WHAT YOU WILL DO: Tell how many lines contain the word "parts". Reply with the number only.

AVAILABLE RECORDS:
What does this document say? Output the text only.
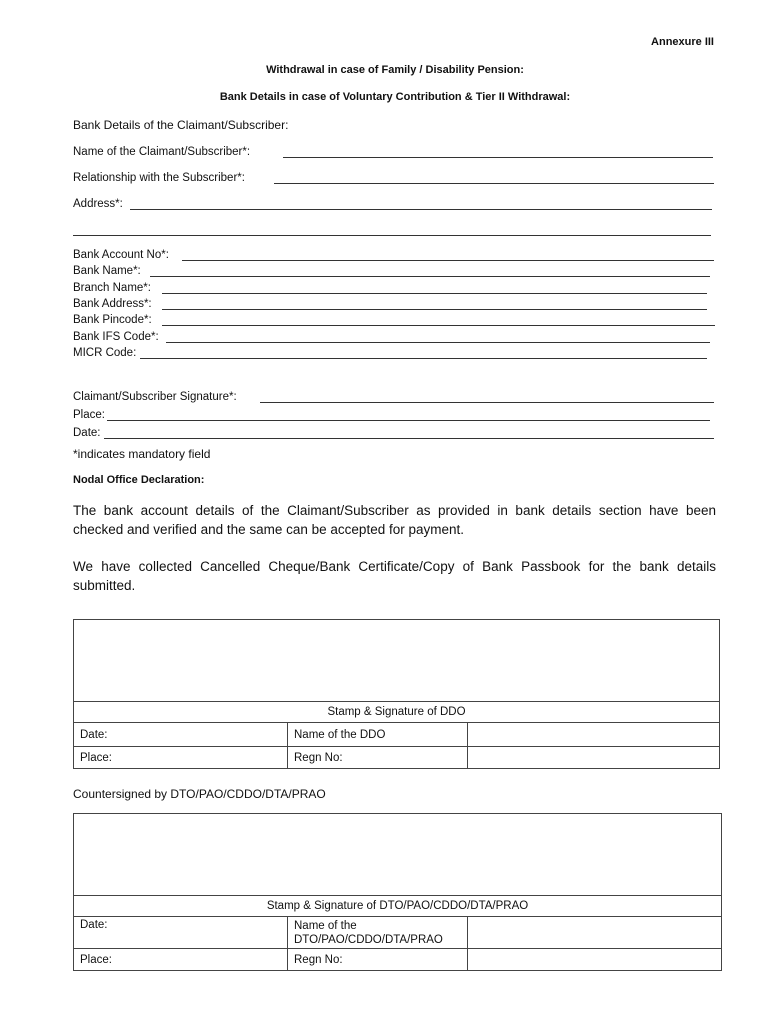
Annexure III
Withdrawal in case of Family / Disability Pension:
Bank Details in case of Voluntary Contribution & Tier II Withdrawal:
Bank Details of the Claimant/Subscriber:
Name of the Claimant/Subscriber*:
Relationship with the Subscriber*:
Address*:
Bank Account No*:
Bank Name*:
Branch Name*:
Bank Address*:
Bank Pincode*:
Bank IFS Code*:
MICR Code:
Claimant/Subscriber Signature*:
Place:
Date:
*indicates mandatory field
Nodal Office Declaration:
The bank account details of the Claimant/Subscriber as provided in bank details section have been checked and verified and the same can be accepted for payment.
We have collected Cancelled Cheque/Bank Certificate/Copy of Bank Passbook for the bank details submitted.

Stamp & Signature of DDO		
Date:	Name of the DDO	
Place:	Regn No:	
Countersigned by DTO/PAO/CDDO/DTA/PRAO

Stamp & Signature of DTO/PAO/CDDO/DTA/PRAO		
Date:	Name of the
DTO/PAO/CDDO/DTA/PRAO	

Place:	Regn No:	
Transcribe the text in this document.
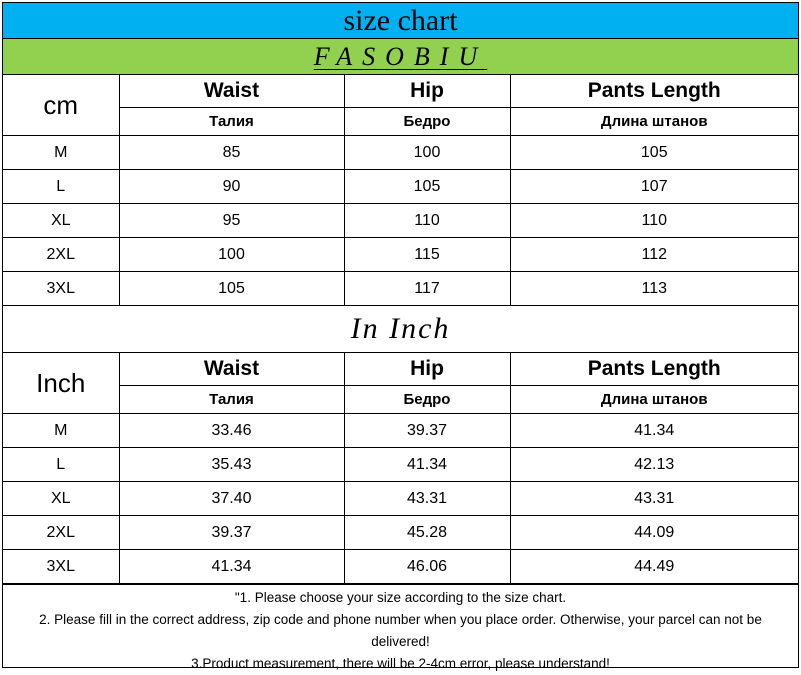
size chart
FASOBIU
cm	Waist	Hip	Pants Length
	Талия	Бедро	Длина штанов
M	85	100	105
L	90	105	107
XL	95	110	110
2XL	100	115	112
3XL	105	117	113
In Inch
Inch	Waist	Hip	Pants Length
	Талия	Бедро	Длина штанов
M	33.46	39.37	41.34
L	35.43	41.34	42.13
XL	37.40	43.31	43.31
2XL	39.37	45.28	44.09
3XL	41.34	46.06	44.49

"1. Please choose your size according to the size chart.

2. Please fill in the correct address, zip code and phone number when you place order. Otherwise, your parcel can not be delivered!

3.Product measurement, there will be 2-4cm error, please understand!
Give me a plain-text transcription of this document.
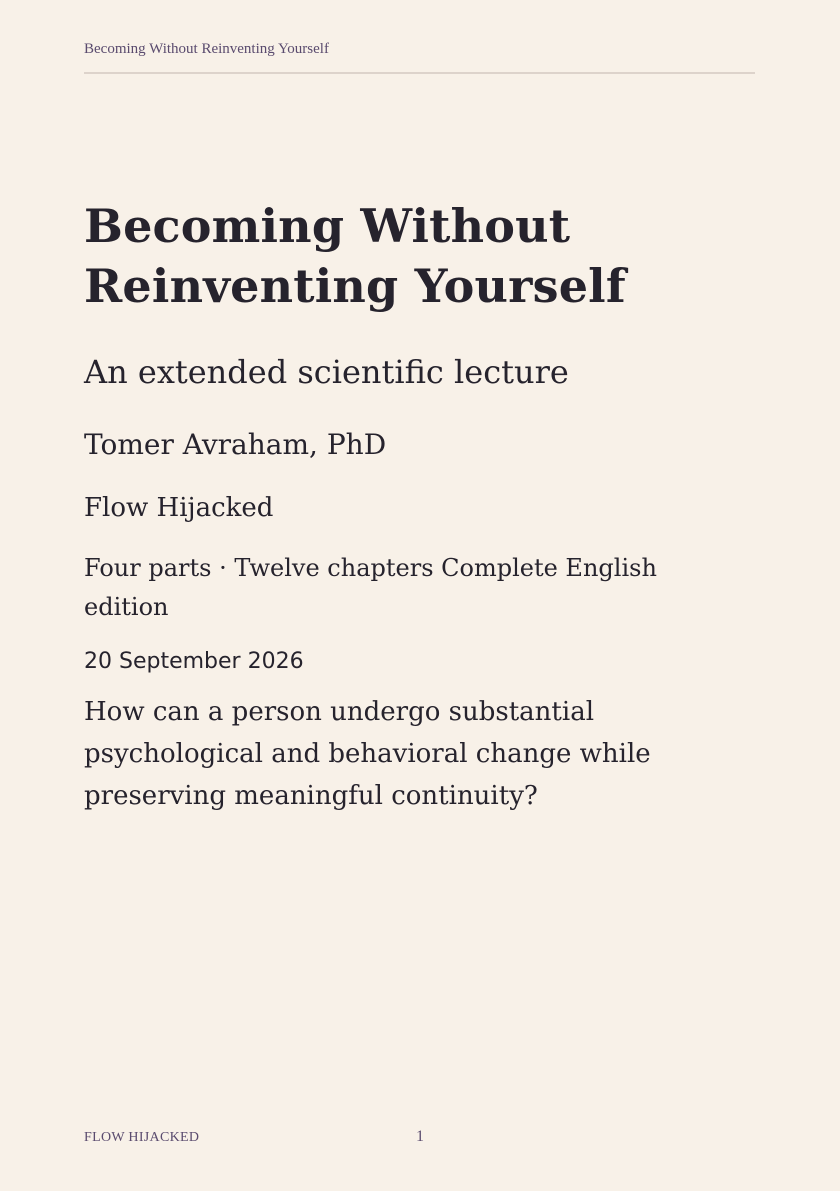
Becoming Without Reinventing Yourself
Becoming Without Reinventing Yourself
An extended scientific lecture
Tomer Avraham, PhD
Flow Hijacked
Four parts · Twelve chapters Complete English edition
20 September 2026
How can a person undergo substantial psychological and behavioral change while preserving meaningful continuity?
FLOW HIJACKED	1
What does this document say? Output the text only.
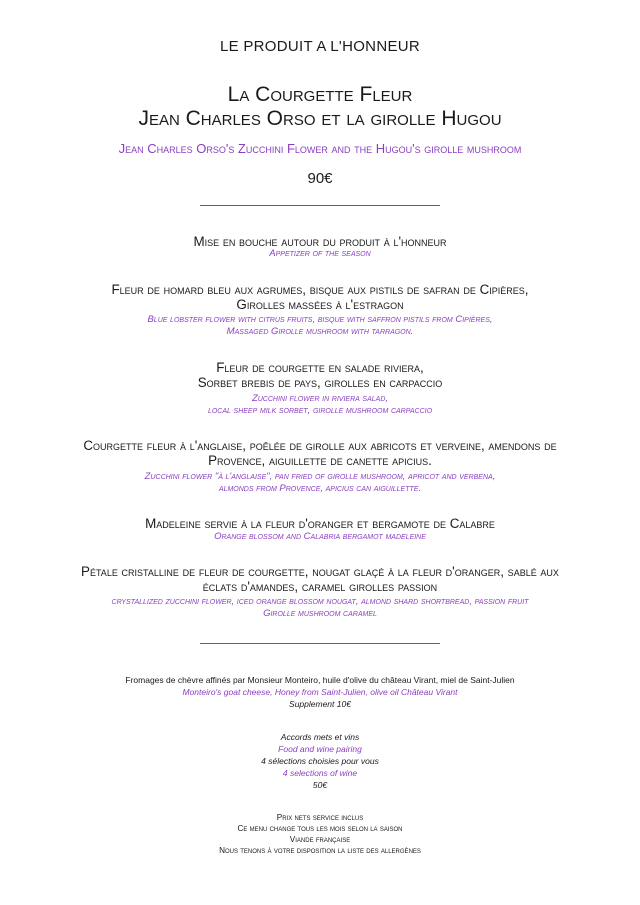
LE PRODUIT A L'HONNEUR
La Courgette Fleur
Jean Charles Orso et la girolle Hugou
Jean Charles Orso's Zucchini Flower and the Hugou's girolle mushroom
90€
Mise en bouche autour du produit à l'honneur
Appetizer of the season
Fleur de homard bleu aux agrumes, bisque aux pistils de safran de Cipières,
Girolles massées à l'estragon
Blue lobster flower with citrus fruits, bisque with saffron pistils from Cipières,
Massaged Girolle mushroom with tarragon.
Fleur de courgette en salade riviera,
Sorbet brebis de pays, girolles en carpaccio
Zucchini flower in riviera salad,
local sheep milk sorbet, girolle mushroom carpaccio
Courgette fleur à l'anglaise, poêlée de girolle aux abricots et verveine, amendons de
Provence, aiguillette de canette apicius.
Zucchini flower "à l'anglaise", pan fried of girolle mushroom, apricot and verbena,
almonds from Provence, apicius can aiguillette.
Madeleine servie à la fleur d'oranger et bergamote de Calabre
Orange blossom and Calabria bergamot madeleine
Pétale cristalline de fleur de courgette, nougat glaçé à la fleur d'oranger, sablé aux
éclats d'amandes, caramel girolles passion
crystallized zucchini flower, iced orange blossom nougat, almond shard shortbread, passion fruit
Girolle mushroom caramel
Fromages de chèvre affinés par Monsieur Monteiro, huile d'olive du château Virant, miel de Saint-Julien
Monteiro's goat cheese, Honey from Saint-Julien, olive oil Château Virant
Supplement 10€
Accords mets et vins
Food and wine pairing
4 sélections choisies pour vous
4 selections of wine
50€
Prix nets service inclus
Ce menu change tous les mois selon la saison
Viande française
Nous tenons à votre disposition la liste des allergènes
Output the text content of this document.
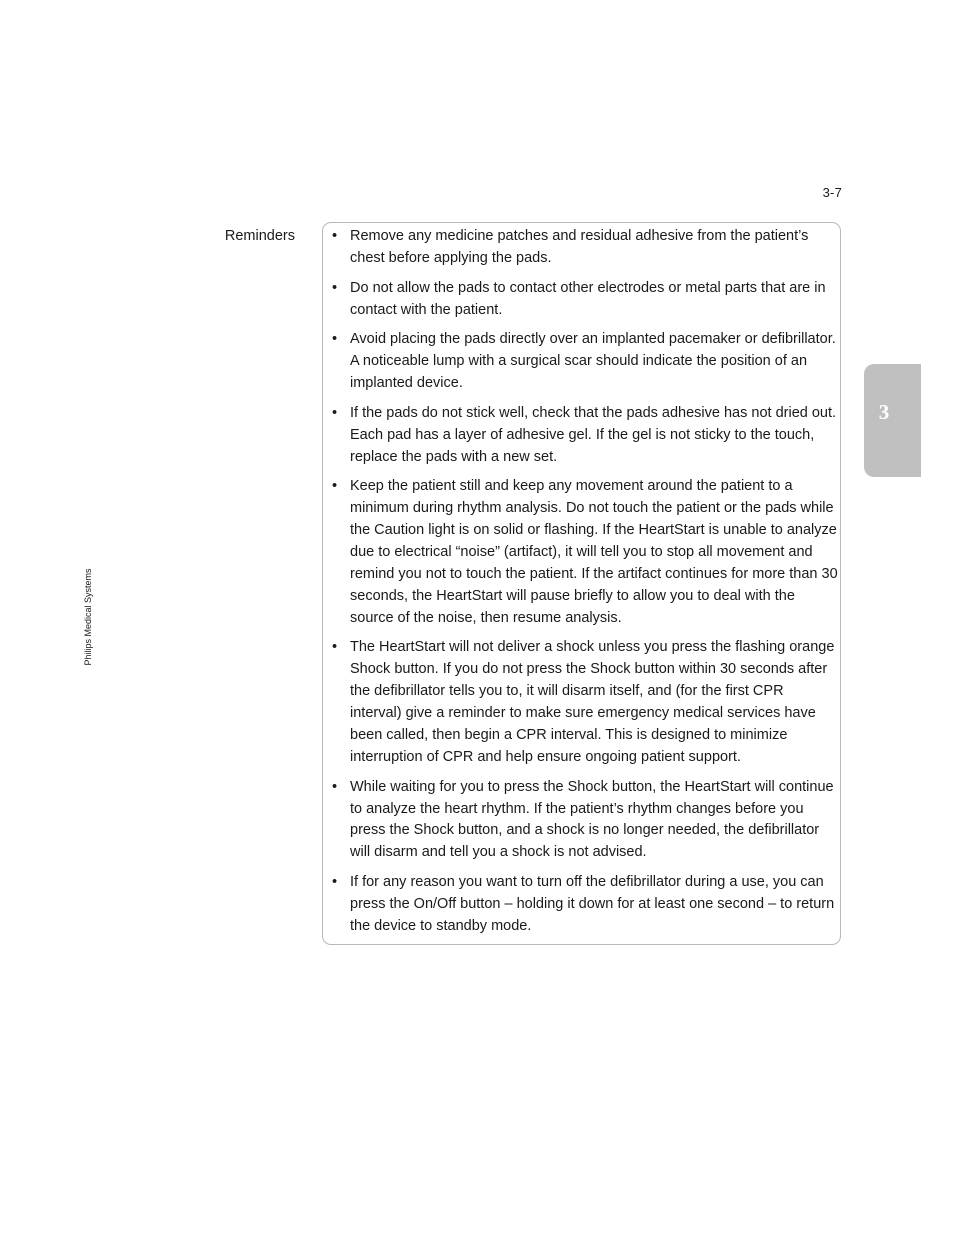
3-7
Reminders	• Remove any medicine patches and residual adhesive from the patient’s chest before applying the pads.
• Do not allow the pads to contact other electrodes or metal parts that are in contact with the patient.
• Avoid placing the pads directly over an implanted pacemaker or defibrillator. A noticeable lump with a surgical scar should indicate the position of an implanted device.
• If the pads do not stick well, check that the pads adhesive has not dried out. Each pad has a layer of adhesive gel. If the gel is not sticky to the touch, replace the pads with a new set.
• Keep the patient still and keep any movement around the patient to a minimum during rhythm analysis. Do not touch the patient or the pads while the Caution light is on solid or flashing. If the HeartStart is unable to analyze due to electrical “noise” (artifact), it will tell you to stop all movement and remind you not to touch the patient. If the artifact continues for more than 30 seconds, the HeartStart will pause briefly to allow you to deal with the source of the noise, then resume analysis.
• The HeartStart will not deliver a shock unless you press the flashing orange Shock button. If you do not press the Shock button within 30 seconds after the defibrillator tells you to, it will disarm itself, and (for the first CPR interval) give a reminder to make sure emergency medical services have been called, then begin a CPR interval. This is designed to minimize interruption of CPR and help ensure ongoing patient support.
• While waiting for you to press the Shock button, the HeartStart will continue to analyze the heart rhythm. If the patient’s rhythm changes before you press the Shock button, and a shock is no longer needed, the defibrillator will disarm and tell you a shock is not advised.
• If for any reason you want to turn off the defibrillator during a use, you can press the On/Off button – holding it down for at least one second – to return the device to standby mode.
3
Philips Medical Systems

FINISHED TASK: 2